**Task statement**
In your copy, reproduce the entries exactly as they are, minus the images.
-- start --
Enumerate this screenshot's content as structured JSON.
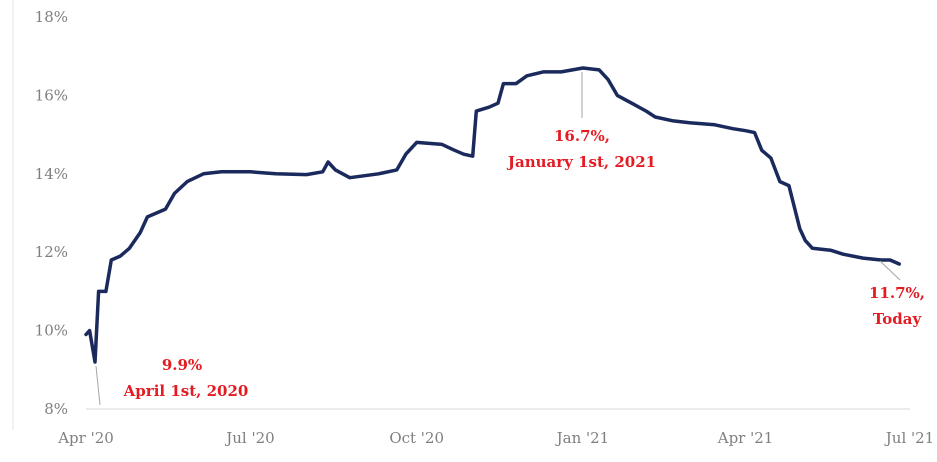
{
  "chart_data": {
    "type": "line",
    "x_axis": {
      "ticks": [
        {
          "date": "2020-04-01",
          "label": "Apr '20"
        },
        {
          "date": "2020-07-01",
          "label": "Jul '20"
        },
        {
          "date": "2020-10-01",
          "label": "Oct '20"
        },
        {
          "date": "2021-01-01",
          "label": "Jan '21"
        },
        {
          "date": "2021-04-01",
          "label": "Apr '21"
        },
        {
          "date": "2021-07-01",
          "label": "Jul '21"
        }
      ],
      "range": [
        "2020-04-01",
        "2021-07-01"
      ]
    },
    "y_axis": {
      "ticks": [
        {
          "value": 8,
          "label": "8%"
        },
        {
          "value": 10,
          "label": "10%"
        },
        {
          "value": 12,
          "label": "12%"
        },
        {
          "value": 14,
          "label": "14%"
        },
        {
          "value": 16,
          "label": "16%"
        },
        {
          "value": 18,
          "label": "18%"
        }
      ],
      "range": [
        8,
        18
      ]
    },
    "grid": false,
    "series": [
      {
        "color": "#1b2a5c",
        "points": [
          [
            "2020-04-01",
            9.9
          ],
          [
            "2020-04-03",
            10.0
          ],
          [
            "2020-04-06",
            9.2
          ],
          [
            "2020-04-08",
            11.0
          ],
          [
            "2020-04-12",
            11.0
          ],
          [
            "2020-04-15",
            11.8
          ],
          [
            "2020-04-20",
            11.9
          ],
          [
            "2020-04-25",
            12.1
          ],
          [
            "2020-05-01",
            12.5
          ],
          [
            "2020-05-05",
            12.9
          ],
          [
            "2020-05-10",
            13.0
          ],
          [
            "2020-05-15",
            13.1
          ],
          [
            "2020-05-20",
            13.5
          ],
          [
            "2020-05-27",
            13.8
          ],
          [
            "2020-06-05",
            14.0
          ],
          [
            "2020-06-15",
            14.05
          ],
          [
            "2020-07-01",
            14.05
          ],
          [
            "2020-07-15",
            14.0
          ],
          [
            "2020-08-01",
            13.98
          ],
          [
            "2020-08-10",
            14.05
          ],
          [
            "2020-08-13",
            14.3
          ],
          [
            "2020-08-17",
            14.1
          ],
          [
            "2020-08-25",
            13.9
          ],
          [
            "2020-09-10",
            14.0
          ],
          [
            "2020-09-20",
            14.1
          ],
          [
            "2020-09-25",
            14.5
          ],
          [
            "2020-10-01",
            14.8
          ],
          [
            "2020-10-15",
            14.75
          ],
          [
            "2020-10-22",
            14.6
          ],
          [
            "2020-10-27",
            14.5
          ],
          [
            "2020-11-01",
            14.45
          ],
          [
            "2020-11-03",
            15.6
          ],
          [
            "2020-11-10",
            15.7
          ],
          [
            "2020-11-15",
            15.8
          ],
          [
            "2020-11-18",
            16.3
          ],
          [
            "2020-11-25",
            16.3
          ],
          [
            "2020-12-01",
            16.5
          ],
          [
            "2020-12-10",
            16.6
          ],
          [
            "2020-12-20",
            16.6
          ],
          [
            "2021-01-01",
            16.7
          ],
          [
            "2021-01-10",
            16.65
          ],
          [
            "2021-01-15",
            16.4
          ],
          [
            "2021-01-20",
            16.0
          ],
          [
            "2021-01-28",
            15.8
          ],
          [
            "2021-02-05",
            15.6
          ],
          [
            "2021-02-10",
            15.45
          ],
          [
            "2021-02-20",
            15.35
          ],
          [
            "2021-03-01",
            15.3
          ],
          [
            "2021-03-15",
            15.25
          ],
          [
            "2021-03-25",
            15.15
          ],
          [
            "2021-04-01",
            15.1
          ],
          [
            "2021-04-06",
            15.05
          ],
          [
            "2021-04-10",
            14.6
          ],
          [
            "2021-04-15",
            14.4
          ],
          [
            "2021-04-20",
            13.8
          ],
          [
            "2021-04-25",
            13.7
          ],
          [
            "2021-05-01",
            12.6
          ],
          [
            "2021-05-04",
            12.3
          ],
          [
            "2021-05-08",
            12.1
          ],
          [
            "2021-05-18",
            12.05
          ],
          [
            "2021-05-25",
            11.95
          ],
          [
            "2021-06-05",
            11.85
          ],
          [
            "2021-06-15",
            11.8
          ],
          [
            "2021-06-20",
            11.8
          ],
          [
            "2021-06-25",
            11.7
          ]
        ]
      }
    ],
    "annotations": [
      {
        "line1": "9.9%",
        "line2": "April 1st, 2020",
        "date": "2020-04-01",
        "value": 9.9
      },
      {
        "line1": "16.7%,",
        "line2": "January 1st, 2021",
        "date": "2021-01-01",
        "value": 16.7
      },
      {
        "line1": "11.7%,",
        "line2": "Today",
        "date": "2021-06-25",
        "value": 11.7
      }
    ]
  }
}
-- end --
**Solution for this problem**
Enumerate this screenshot's content as structured JSON.
{
  "chart_data": {
    "type": "line",
    "x_axis": {
      "ticks": [
        {
          "date": "2020-04-01",
          "label": "Apr '20"
        },
        {
          "date": "2020-07-01",
          "label": "Jul '20"
        },
        {
          "date": "2020-10-01",
          "label": "Oct '20"
        },
        {
          "date": "2021-01-01",
          "label": "Jan '21"
        },
        {
          "date": "2021-04-01",
          "label": "Apr '21"
        },
        {
          "date": "2021-07-01",
          "label": "Jul '21"
        }
      ],
      "range": [
        "2020-04-01",
        "2021-07-01"
      ]
    },
    "y_axis": {
      "ticks": [
        {
          "value": 8,
          "label": "8%"
        },
        {
          "value": 10,
          "label": "10%"
        },
        {
          "value": 12,
          "label": "12%"
        },
        {
          "value": 14,
          "label": "14%"
        },
        {
          "value": 16,
          "label": "16%"
        },
        {
          "value": 18,
          "label": "18%"
        }
      ],
      "range": [
        8,
        18
      ]
    },
    "grid": false,
    "series": [
      {
        "color": "#1b2a5c",
        "points": [
          [
            "2020-04-01",
            9.9
          ],
          [
            "2020-04-03",
            10.0
          ],
          [
            "2020-04-06",
            9.2
          ],
          [
            "2020-04-08",
            11.0
          ],
          [
            "2020-04-12",
            11.0
          ],
          [
            "2020-04-15",
            11.8
          ],
          [
            "2020-04-20",
            11.9
          ],
          [
            "2020-04-25",
            12.1
          ],
          [
            "2020-05-01",
            12.5
          ],
          [
            "2020-05-05",
            12.9
          ],
          [
            "2020-05-10",
            13.0
          ],
          [
            "2020-05-15",
            13.1
          ],
          [
            "2020-05-20",
            13.5
          ],
          [
            "2020-05-27",
            13.8
          ],
          [
            "2020-06-05",
            14.0
          ],
          [
            "2020-06-15",
            14.05
          ],
          [
            "2020-07-01",
            14.05
          ],
          [
            "2020-07-15",
            14.0
          ],
          [
            "2020-08-01",
            13.98
          ],
          [
            "2020-08-10",
            14.05
          ],
          [
            "2020-08-13",
            14.3
          ],
          [
            "2020-08-17",
            14.1
          ],
          [
            "2020-08-25",
            13.9
          ],
          [
            "2020-09-10",
            14.0
          ],
          [
            "2020-09-20",
            14.1
          ],
          [
            "2020-09-25",
            14.5
          ],
          [
            "2020-10-01",
            14.8
          ],
          [
            "2020-10-15",
            14.75
          ],
          [
            "2020-10-22",
            14.6
          ],
          [
            "2020-10-27",
            14.5
          ],
          [
            "2020-11-01",
            14.45
          ],
          [
            "2020-11-03",
            15.6
          ],
          [
            "2020-11-10",
            15.7
          ],
          [
            "2020-11-15",
            15.8
          ],
          [
            "2020-11-18",
            16.3
          ],
          [
            "2020-11-25",
            16.3
          ],
          [
            "2020-12-01",
            16.5
          ],
          [
            "2020-12-10",
            16.6
          ],
          [
            "2020-12-20",
            16.6
          ],
          [
            "2021-01-01",
            16.7
          ],
          [
            "2021-01-10",
            16.65
          ],
          [
            "2021-01-15",
            16.4
          ],
          [
            "2021-01-20",
            16.0
          ],
          [
            "2021-01-28",
            15.8
          ],
          [
            "2021-02-05",
            15.6
          ],
          [
            "2021-02-10",
            15.45
          ],
          [
            "2021-02-20",
            15.35
          ],
          [
            "2021-03-01",
            15.3
          ],
          [
            "2021-03-15",
            15.25
          ],
          [
            "2021-03-25",
            15.15
          ],
          [
            "2021-04-01",
            15.1
          ],
          [
            "2021-04-06",
            15.05
          ],
          [
            "2021-04-10",
            14.6
          ],
          [
            "2021-04-15",
            14.4
          ],
          [
            "2021-04-20",
            13.8
          ],
          [
            "2021-04-25",
            13.7
          ],
          [
            "2021-05-01",
            12.6
          ],
          [
            "2021-05-04",
            12.3
          ],
          [
            "2021-05-08",
            12.1
          ],
          [
            "2021-05-18",
            12.05
          ],
          [
            "2021-05-25",
            11.95
          ],
          [
            "2021-06-05",
            11.85
          ],
          [
            "2021-06-15",
            11.8
          ],
          [
            "2021-06-20",
            11.8
          ],
          [
            "2021-06-25",
            11.7
          ]
        ]
      }
    ],
    "annotations": [
      {
        "line1": "9.9%",
        "line2": "April 1st, 2020",
        "date": "2020-04-01",
        "value": 9.9
      },
      {
        "line1": "16.7%,",
        "line2": "January 1st, 2021",
        "date": "2021-01-01",
        "value": 16.7
      },
      {
        "line1": "11.7%,",
        "line2": "Today",
        "date": "2021-06-25",
        "value": 11.7
      }
    ]
  }
}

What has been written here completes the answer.